[Directions for this task] Select, from the material below, each line with "全国普通本科院校教师教学发展十年指数" in it.

-------

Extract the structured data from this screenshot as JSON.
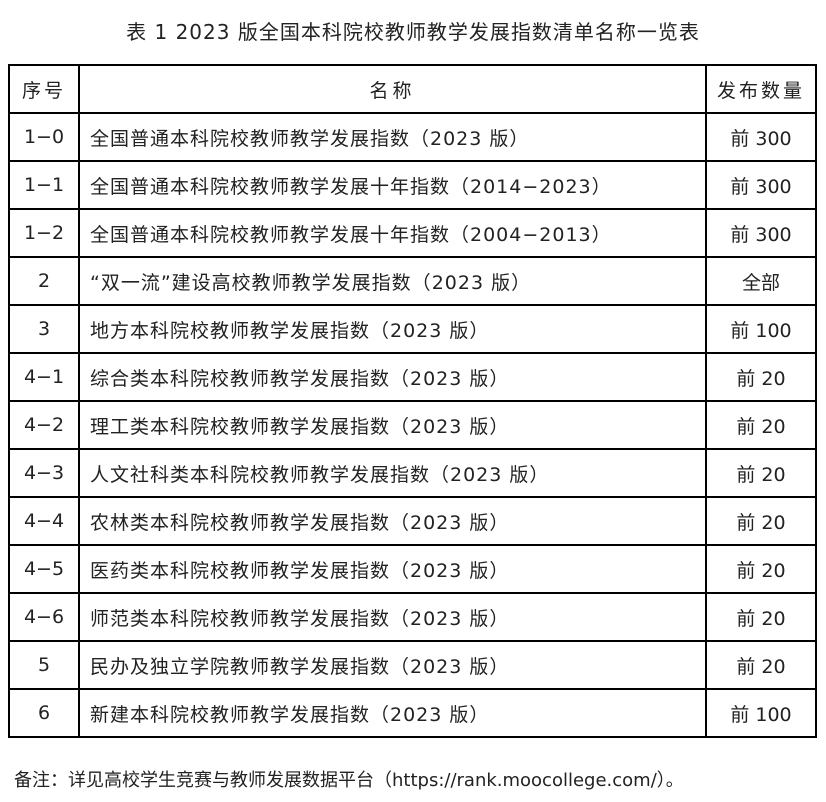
{
  "title": "表 1 2023 版全国本科院校教师教学发展指数清单名称一览表",
  "headers": [
    "序号",
    "名称",
    "发布数量"
  ],
  "rows": [
    {
      "no": "1−0",
      "name": "全国普通本科院校教师教学发展指数（2023 版）",
      "count": "前 300"
    },
    {
      "no": "1−1",
      "name": "全国普通本科院校教师教学发展十年指数（2014−2023）",
      "count": "前 300"
    },
    {
      "no": "1−2",
      "name": "全国普通本科院校教师教学发展十年指数（2004−2013）",
      "count": "前 300"
    },
    {
      "no": "2",
      "name": "“双一流”建设高校教师教学发展指数（2023 版）",
      "count": "全部"
    },
    {
      "no": "3",
      "name": "地方本科院校教师教学发展指数（2023 版）",
      "count": "前 100"
    },
    {
      "no": "4−1",
      "name": "综合类本科院校教师教学发展指数（2023 版）",
      "count": "前 20"
    },
    {
      "no": "4−2",
      "name": "理工类本科院校教师教学发展指数（2023 版）",
      "count": "前 20"
    },
    {
      "no": "4−3",
      "name": "人文社科类本科院校教师教学发展指数（2023 版）",
      "count": "前 20"
    },
    {
      "no": "4−4",
      "name": "农林类本科院校教师教学发展指数（2023 版）",
      "count": "前 20"
    },
    {
      "no": "4−5",
      "name": "医药类本科院校教师教学发展指数（2023 版）",
      "count": "前 20"
    },
    {
      "no": "4−6",
      "name": "师范类本科院校教师教学发展指数（2023 版）",
      "count": "前 20"
    },
    {
      "no": "5",
      "name": "民办及独立学院教师教学发展指数（2023 版）",
      "count": "前 20"
    },
    {
      "no": "6",
      "name": "新建本科院校教师教学发展指数（2023 版）",
      "count": "前 100"
    }
  ],
  "note": "备注：详见高校学生竞赛与教师发展数据平台（https://rank.moocollege.com/）。"
}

-------

[Full output]
      "name": "全国普通本科院校教师教学发展十年指数（2014−2023）",
      "name": "全国普通本科院校教师教学发展十年指数（2004−2013）",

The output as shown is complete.